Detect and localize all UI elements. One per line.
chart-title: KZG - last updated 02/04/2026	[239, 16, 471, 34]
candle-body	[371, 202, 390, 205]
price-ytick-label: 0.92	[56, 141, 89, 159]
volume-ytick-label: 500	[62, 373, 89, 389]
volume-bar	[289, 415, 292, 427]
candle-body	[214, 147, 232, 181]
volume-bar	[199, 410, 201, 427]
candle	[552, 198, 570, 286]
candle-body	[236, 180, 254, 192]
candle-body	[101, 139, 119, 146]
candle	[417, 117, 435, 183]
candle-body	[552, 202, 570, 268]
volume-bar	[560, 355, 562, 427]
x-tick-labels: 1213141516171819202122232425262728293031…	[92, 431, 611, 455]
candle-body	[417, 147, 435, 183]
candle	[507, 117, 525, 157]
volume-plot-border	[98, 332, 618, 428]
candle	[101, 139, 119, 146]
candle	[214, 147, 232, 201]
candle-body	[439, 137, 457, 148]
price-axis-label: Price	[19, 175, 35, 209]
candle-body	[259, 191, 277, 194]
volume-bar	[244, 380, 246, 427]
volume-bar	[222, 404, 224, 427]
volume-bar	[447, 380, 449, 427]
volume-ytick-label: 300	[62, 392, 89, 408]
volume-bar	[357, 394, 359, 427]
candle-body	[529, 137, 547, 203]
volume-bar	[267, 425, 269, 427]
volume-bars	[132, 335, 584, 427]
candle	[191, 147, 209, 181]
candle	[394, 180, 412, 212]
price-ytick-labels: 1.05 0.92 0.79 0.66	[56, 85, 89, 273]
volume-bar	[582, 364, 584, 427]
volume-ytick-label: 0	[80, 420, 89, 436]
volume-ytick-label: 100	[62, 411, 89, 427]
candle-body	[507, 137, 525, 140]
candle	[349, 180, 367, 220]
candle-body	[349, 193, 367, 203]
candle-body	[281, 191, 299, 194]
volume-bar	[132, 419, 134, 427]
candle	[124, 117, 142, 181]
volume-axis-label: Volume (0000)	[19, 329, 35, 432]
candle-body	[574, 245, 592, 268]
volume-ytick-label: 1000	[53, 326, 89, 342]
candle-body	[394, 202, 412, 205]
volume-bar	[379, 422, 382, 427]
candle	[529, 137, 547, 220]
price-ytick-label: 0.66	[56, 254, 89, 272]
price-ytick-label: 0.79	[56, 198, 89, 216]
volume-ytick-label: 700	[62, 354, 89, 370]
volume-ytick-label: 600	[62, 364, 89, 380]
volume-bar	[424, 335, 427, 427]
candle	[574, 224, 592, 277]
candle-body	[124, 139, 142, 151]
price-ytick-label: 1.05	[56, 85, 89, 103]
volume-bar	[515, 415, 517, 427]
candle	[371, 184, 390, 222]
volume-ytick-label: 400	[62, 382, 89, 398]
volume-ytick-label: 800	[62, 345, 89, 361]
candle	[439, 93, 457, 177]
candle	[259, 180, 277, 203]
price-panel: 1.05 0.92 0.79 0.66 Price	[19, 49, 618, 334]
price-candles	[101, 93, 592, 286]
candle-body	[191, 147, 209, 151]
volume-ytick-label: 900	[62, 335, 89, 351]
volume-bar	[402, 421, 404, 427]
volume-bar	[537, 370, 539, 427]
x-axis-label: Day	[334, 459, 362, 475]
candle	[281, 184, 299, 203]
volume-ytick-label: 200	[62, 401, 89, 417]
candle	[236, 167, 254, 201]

▶ [Task instructions]: Reproduce all of the lines above, character for character, with nothing added, dropped, or changed.

▶ [Exercise output]:
Detect and localize all UI elements. One per line.
chart-title: KZG - last updated 02/04/2026	[239, 16, 471, 34]
candle-body	[371, 202, 390, 205]
price-ytick-label: 0.92	[56, 141, 89, 159]
volume-ytick-label: 500	[62, 373, 89, 389]
volume-bar	[289, 415, 292, 427]
candle-body	[214, 147, 232, 181]
volume-bar	[199, 410, 201, 427]
candle	[552, 198, 570, 286]
candle-body	[236, 180, 254, 192]
candle-body	[101, 139, 119, 146]
candle	[417, 117, 435, 183]
candle-body	[552, 202, 570, 268]
volume-bar	[560, 355, 562, 427]
x-tick-labels: 1213141516171819202122232425262728293031…	[92, 431, 611, 455]
candle-body	[417, 147, 435, 183]
candle	[507, 117, 525, 157]
volume-plot-border	[98, 332, 618, 428]
candle	[101, 139, 119, 146]
candle	[214, 147, 232, 201]
candle-body	[439, 137, 457, 148]
price-axis-label: Price	[19, 175, 35, 209]
candle-body	[259, 191, 277, 194]
volume-bar	[244, 380, 246, 427]
volume-bar	[222, 404, 224, 427]
volume-bar	[447, 380, 449, 427]
volume-ytick-label: 300	[62, 392, 89, 408]
volume-bar	[357, 394, 359, 427]
candle-body	[529, 137, 547, 203]
volume-bar	[267, 425, 269, 427]
volume-bars	[132, 335, 584, 427]
candle	[191, 147, 209, 181]
candle	[394, 180, 412, 212]
price-ytick-labels: 1.05 0.92 0.79 0.66	[56, 85, 89, 273]
volume-bar	[582, 364, 584, 427]
volume-ytick-label: 0	[80, 420, 89, 436]
volume-ytick-label: 100	[62, 411, 89, 427]
candle-body	[507, 137, 525, 140]
candle	[349, 180, 367, 220]
candle-body	[349, 193, 367, 203]
candle-body	[281, 191, 299, 194]
volume-bar	[132, 419, 134, 427]
candle	[124, 117, 142, 181]
volume-axis-label: Volume (0000)	[19, 329, 35, 432]
candle-body	[574, 245, 592, 268]
volume-ytick-label: 1000	[53, 326, 89, 342]
candle-body	[394, 202, 412, 205]
volume-bar	[379, 422, 382, 427]
candle	[529, 137, 547, 220]
price-ytick-label: 0.66	[56, 254, 89, 272]
price-ytick-label: 0.79	[56, 198, 89, 216]
volume-ytick-label: 700	[62, 354, 89, 370]
volume-ytick-label: 600	[62, 364, 89, 380]
volume-bar	[424, 335, 427, 427]
candle	[574, 224, 592, 277]
candle-body	[124, 139, 142, 151]
price-ytick-label: 1.05	[56, 85, 89, 103]
volume-bar	[515, 415, 517, 427]
candle	[371, 184, 390, 222]
volume-ytick-label: 400	[62, 382, 89, 398]
volume-ytick-label: 800	[62, 345, 89, 361]
candle	[439, 93, 457, 177]
candle	[259, 180, 277, 203]
price-panel: 1.05 0.92 0.79 0.66 Price	[19, 49, 618, 334]
price-candles	[101, 93, 592, 286]
candle-body	[191, 147, 209, 151]
volume-ytick-label: 900	[62, 335, 89, 351]
volume-bar	[402, 421, 404, 427]
volume-bar	[537, 370, 539, 427]
x-axis-label: Day	[334, 459, 362, 475]
candle	[281, 184, 299, 203]
volume-ytick-label: 200	[62, 401, 89, 417]
candle	[236, 167, 254, 201]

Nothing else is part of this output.